** start of DATA IN THIS EXERCISE **

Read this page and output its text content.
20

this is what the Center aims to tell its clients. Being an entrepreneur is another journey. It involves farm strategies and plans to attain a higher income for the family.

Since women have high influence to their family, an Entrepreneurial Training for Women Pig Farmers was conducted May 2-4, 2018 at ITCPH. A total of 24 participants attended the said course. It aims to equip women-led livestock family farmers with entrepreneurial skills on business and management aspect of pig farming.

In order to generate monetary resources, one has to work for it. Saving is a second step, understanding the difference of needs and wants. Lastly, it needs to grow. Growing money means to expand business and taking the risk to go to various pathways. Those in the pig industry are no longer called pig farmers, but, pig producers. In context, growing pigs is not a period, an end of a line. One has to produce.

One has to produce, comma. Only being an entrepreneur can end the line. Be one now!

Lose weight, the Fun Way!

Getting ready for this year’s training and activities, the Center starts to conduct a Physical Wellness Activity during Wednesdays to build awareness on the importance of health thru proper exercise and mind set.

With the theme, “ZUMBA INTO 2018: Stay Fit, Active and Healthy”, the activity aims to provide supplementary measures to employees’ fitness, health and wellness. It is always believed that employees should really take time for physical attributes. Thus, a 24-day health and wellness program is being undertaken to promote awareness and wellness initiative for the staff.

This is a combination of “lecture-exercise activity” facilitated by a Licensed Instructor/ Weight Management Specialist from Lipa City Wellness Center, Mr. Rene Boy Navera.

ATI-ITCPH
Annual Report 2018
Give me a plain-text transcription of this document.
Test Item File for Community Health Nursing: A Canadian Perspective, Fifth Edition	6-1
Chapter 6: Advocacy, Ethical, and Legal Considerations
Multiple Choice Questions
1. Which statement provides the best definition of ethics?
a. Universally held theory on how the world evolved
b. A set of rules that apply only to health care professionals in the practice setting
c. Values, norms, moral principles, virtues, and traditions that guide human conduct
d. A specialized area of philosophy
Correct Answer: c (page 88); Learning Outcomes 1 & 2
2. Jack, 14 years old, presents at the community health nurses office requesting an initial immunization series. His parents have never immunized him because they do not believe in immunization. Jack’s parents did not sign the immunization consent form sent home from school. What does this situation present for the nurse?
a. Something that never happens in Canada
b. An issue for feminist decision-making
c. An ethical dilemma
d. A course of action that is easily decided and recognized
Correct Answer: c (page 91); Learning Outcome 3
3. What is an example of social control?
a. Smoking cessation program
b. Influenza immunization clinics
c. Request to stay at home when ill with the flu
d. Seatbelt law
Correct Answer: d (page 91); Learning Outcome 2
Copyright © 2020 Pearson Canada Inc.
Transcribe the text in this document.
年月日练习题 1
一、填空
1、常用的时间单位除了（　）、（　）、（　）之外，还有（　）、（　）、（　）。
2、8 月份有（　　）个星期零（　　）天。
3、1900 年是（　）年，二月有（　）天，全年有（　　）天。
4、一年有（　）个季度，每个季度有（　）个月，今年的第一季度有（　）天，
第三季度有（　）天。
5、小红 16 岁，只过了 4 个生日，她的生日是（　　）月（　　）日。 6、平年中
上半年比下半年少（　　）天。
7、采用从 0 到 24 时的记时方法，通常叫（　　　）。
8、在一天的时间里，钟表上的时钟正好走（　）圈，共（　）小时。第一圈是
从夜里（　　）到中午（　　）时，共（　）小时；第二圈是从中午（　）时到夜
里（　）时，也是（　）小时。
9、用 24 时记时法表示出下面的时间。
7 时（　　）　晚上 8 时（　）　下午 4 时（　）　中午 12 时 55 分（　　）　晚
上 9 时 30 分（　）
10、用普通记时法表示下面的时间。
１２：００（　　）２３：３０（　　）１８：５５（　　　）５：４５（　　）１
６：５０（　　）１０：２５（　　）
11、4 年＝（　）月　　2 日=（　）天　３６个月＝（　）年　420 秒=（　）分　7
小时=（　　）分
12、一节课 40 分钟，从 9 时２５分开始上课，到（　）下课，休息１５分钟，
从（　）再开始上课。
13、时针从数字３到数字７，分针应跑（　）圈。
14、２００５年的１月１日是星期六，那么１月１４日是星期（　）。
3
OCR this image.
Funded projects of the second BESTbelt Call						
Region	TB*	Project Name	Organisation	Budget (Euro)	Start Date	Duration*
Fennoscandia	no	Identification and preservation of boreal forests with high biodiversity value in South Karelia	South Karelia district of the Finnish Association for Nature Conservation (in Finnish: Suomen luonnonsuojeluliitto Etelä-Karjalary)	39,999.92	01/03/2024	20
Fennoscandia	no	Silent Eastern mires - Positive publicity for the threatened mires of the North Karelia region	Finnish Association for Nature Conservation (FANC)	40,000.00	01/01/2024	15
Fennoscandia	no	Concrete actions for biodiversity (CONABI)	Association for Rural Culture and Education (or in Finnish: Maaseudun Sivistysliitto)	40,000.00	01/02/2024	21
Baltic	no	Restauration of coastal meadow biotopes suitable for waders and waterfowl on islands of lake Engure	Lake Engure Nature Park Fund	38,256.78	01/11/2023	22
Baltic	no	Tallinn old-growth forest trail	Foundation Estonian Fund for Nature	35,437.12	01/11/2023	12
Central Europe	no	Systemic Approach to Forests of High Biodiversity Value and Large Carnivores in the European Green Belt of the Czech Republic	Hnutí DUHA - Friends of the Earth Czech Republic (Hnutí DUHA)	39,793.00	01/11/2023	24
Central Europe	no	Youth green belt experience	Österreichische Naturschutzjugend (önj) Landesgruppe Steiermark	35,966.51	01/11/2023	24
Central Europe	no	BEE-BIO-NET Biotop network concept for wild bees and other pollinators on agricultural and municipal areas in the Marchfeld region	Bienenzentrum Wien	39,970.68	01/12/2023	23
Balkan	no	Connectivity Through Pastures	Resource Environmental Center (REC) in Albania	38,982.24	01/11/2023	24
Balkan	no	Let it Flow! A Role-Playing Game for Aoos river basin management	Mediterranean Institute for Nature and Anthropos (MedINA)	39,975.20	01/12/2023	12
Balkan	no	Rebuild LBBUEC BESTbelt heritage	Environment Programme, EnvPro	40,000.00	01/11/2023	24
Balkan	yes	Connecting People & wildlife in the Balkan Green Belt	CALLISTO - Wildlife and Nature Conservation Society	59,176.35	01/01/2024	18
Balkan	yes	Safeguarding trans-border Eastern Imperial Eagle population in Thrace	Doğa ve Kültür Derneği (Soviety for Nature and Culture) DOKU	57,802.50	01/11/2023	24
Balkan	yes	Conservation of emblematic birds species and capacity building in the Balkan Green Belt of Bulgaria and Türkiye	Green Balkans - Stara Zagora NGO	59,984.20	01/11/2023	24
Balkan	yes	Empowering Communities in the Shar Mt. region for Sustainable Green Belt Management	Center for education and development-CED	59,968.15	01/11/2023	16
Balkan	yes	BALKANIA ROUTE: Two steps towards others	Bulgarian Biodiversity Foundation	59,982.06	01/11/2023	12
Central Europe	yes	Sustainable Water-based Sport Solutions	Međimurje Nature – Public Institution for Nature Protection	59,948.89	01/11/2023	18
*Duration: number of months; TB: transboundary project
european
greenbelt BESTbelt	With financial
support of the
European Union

** end of DATA IN THIS EXERCISE **

* EXERCISE GOAL: What is the number of lines in the data that hold the word "Correct"? Reply with that number and nothing else.

* EXERCISE RESULT: 3